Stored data
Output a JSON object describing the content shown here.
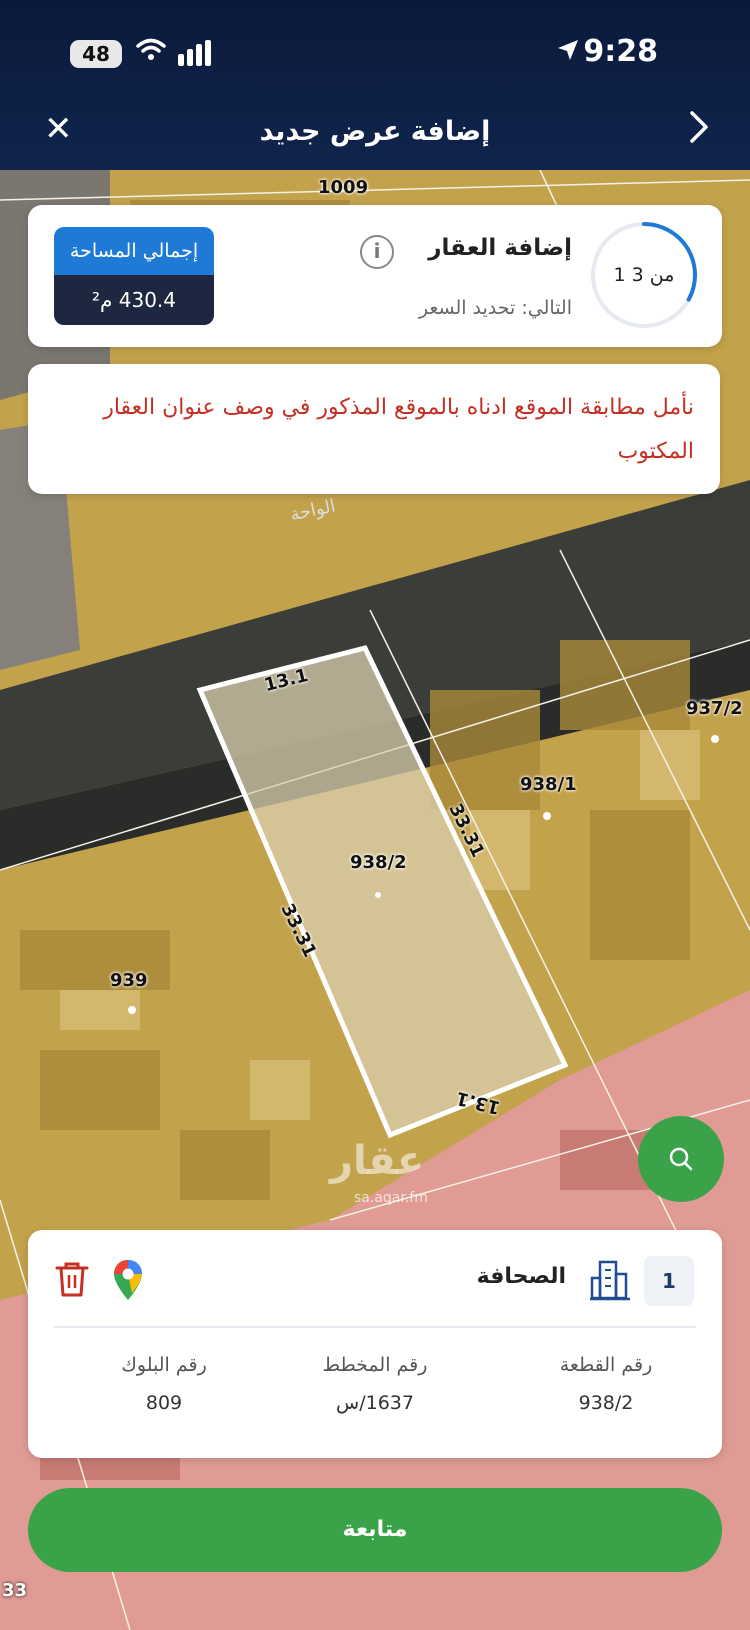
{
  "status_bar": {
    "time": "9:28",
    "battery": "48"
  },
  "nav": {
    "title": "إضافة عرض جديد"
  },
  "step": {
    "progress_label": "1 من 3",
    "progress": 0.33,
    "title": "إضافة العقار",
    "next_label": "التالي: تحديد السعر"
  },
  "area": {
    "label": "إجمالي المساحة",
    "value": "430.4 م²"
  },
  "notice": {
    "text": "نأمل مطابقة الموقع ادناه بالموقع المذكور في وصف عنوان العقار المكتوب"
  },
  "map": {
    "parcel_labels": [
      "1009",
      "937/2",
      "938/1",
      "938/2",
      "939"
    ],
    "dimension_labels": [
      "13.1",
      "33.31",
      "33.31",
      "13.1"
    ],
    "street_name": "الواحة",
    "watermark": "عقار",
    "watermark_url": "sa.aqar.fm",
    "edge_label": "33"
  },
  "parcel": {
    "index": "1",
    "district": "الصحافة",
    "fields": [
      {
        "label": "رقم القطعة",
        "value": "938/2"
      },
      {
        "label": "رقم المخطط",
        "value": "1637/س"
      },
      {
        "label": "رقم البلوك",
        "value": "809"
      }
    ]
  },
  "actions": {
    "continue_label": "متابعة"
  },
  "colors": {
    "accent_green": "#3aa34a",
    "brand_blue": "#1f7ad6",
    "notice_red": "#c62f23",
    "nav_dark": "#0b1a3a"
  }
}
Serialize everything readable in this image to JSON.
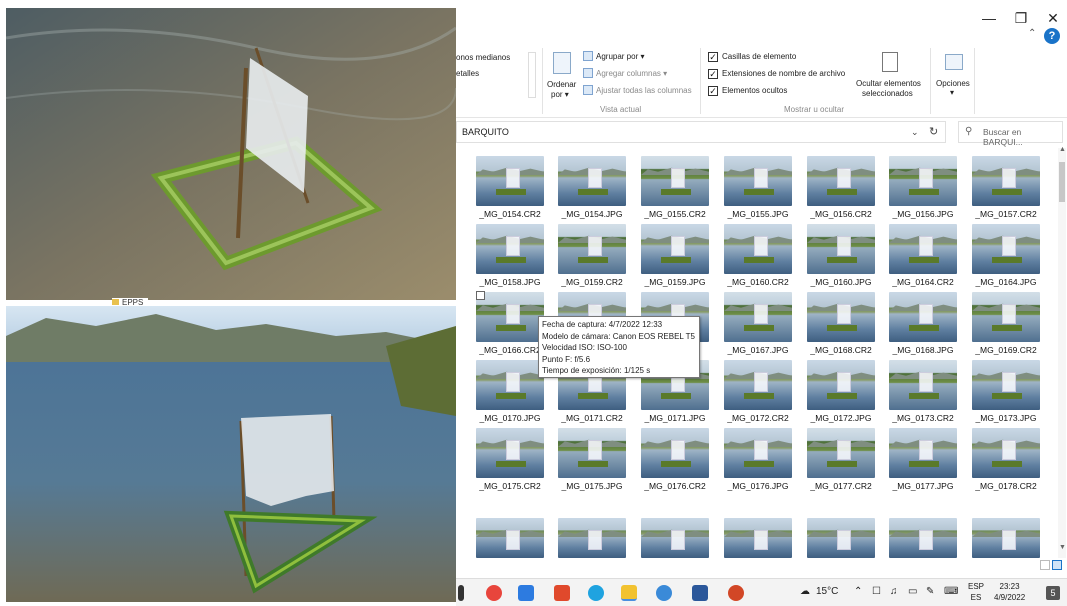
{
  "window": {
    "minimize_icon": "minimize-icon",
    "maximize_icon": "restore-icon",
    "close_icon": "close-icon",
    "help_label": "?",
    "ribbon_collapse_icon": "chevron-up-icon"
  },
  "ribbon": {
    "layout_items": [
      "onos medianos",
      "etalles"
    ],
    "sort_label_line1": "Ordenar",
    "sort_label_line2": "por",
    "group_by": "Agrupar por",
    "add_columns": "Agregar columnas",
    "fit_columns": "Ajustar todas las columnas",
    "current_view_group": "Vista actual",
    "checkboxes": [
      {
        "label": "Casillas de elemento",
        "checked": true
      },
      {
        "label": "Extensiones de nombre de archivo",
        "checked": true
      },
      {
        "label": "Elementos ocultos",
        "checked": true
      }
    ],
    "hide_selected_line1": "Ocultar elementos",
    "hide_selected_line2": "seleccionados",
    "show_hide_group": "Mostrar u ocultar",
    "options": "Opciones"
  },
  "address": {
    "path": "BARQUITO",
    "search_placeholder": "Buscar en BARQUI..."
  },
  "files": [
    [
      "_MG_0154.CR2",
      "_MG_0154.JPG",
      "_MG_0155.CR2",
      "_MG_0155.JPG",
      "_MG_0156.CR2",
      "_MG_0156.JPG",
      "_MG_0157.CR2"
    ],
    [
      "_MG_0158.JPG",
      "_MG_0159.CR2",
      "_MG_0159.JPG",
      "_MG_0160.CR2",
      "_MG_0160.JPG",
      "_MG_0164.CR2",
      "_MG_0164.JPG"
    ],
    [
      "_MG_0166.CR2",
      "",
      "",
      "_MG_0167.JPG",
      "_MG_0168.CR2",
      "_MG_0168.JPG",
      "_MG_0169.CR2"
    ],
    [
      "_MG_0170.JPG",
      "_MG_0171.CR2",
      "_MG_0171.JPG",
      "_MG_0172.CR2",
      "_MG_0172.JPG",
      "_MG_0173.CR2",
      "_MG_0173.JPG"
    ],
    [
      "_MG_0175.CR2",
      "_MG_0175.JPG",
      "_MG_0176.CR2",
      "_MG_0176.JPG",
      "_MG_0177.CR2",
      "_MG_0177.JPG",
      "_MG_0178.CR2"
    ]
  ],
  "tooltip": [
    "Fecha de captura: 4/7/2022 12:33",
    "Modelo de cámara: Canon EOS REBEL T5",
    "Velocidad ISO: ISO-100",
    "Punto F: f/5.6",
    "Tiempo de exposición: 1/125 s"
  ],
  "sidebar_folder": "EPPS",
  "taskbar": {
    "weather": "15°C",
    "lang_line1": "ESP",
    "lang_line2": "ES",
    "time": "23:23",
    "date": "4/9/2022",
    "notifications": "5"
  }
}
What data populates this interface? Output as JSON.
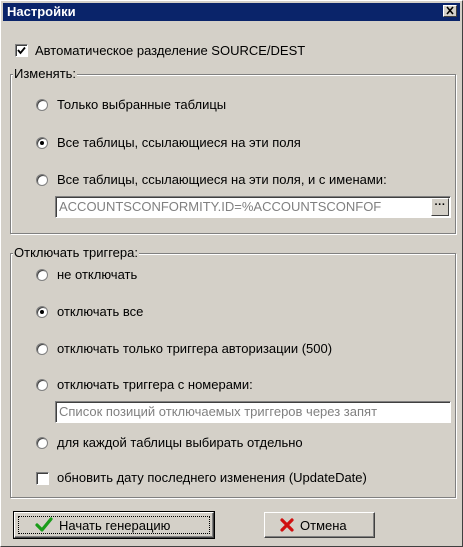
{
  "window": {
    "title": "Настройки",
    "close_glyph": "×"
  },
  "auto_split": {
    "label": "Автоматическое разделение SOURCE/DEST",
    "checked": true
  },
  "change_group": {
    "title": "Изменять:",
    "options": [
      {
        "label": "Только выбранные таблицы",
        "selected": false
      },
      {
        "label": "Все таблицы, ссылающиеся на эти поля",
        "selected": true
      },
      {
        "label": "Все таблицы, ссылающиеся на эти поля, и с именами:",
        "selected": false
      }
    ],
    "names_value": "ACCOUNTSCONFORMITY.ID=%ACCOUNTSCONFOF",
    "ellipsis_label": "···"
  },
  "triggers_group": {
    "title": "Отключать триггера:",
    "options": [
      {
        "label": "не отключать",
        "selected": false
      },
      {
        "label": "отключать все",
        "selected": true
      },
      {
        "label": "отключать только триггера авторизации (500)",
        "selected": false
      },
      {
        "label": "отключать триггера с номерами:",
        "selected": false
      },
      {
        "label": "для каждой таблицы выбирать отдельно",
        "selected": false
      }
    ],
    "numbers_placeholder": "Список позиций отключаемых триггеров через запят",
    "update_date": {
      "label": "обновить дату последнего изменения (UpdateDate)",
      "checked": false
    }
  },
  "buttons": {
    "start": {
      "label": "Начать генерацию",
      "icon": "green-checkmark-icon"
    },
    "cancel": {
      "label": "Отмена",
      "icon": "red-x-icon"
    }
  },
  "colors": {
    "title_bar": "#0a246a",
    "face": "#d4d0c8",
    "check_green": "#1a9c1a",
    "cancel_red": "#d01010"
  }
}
* * *
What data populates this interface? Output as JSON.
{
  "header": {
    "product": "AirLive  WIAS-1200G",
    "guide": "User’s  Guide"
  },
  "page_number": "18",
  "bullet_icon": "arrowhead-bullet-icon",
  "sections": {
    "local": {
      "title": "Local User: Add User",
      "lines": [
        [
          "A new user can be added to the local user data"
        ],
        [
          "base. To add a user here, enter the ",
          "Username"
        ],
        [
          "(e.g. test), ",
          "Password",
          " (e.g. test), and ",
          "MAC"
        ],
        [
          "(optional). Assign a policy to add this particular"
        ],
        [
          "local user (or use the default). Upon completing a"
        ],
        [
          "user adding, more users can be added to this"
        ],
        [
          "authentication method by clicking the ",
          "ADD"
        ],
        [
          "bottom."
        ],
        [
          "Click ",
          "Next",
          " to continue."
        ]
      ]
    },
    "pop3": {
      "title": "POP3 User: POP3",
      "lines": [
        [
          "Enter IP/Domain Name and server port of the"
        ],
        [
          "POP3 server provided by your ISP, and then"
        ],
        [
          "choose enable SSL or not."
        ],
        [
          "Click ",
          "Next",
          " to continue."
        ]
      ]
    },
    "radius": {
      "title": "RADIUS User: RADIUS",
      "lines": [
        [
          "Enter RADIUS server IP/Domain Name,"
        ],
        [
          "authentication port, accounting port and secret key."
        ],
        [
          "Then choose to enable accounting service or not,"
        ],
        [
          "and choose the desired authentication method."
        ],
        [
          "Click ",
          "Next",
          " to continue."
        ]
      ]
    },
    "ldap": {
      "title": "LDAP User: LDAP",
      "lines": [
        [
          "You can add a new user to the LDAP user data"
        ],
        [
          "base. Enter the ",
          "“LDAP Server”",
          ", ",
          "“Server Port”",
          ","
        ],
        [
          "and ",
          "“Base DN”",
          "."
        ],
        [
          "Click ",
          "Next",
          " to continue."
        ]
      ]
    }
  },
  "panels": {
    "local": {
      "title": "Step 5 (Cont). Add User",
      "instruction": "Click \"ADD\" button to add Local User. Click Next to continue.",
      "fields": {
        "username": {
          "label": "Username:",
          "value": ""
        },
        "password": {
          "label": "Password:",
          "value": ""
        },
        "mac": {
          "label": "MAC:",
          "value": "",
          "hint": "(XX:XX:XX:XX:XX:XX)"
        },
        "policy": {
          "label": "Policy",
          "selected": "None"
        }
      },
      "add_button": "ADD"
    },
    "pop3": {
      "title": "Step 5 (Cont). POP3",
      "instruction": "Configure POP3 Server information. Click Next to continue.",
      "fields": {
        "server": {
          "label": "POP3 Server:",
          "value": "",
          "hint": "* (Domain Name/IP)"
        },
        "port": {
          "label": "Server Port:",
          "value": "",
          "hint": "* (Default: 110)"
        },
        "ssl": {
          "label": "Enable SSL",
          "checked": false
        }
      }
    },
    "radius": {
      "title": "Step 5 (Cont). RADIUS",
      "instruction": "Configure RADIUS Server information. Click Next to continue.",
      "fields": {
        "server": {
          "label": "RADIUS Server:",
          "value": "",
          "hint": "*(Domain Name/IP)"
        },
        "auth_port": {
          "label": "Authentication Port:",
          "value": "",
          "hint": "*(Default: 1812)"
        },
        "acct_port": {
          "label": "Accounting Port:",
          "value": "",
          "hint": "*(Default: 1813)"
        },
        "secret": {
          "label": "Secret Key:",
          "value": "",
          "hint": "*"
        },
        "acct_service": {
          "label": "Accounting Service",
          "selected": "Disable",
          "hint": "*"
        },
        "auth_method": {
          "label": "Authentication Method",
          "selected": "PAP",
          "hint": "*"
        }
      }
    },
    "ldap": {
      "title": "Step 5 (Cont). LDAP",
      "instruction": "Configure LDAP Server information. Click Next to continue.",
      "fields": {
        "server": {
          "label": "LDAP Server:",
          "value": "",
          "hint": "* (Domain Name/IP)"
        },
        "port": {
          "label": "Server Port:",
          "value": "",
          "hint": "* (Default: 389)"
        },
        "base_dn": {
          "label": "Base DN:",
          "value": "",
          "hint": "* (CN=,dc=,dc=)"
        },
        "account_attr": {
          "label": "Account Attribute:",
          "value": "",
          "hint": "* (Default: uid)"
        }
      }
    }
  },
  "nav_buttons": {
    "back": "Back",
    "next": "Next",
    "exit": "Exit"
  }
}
---
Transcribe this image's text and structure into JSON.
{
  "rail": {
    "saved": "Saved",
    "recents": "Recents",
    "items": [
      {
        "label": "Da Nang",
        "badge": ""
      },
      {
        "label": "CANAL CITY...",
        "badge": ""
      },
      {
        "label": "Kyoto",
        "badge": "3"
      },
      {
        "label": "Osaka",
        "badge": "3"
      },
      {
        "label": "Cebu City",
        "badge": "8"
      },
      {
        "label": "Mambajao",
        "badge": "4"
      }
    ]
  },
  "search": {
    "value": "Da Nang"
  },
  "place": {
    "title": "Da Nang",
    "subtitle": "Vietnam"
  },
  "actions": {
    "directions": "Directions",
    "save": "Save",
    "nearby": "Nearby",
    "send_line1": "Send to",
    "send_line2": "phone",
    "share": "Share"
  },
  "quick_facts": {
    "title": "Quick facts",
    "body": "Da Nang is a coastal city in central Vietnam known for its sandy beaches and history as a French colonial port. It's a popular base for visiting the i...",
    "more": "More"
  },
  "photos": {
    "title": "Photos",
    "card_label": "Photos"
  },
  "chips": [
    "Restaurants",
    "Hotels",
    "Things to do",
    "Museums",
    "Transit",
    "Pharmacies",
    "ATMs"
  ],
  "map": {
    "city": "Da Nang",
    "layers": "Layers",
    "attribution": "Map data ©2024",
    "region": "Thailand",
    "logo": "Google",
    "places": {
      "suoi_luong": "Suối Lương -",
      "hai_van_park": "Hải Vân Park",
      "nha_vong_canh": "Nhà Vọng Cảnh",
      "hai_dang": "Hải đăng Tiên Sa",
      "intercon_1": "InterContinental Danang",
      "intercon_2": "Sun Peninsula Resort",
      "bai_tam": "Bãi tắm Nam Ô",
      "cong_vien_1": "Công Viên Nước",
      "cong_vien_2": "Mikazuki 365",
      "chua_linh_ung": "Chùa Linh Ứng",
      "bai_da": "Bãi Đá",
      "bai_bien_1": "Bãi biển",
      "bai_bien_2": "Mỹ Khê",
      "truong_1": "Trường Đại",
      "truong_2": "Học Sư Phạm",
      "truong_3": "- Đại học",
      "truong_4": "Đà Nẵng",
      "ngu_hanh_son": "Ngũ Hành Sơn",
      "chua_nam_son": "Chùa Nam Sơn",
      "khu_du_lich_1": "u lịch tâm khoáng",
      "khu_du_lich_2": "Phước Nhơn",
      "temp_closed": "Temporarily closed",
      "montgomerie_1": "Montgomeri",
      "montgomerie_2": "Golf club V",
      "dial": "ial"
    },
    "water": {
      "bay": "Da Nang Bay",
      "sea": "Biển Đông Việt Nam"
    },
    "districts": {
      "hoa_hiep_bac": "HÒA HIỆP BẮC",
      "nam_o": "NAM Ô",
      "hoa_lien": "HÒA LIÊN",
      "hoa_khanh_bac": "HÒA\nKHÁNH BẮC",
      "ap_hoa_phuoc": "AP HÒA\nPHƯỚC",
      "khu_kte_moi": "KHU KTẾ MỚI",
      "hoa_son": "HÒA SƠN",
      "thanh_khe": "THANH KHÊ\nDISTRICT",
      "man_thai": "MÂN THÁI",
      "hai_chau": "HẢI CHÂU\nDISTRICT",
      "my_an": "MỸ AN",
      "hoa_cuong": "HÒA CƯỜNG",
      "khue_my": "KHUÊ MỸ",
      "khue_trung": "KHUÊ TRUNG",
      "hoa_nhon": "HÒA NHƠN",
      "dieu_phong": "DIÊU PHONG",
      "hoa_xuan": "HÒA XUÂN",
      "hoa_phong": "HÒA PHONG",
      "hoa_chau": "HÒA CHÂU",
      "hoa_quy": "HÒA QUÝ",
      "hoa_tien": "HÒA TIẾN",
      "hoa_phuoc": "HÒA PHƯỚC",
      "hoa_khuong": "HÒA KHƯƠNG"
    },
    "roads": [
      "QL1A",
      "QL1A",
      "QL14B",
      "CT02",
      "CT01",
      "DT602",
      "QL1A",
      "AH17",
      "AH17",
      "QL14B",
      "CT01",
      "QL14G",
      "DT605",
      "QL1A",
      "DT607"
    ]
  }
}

To be done: Search the entries for "added" and copy out each line that has it.

Correct output:
          "A new user can be added to the local user data"
          "user adding, more users can be added to this"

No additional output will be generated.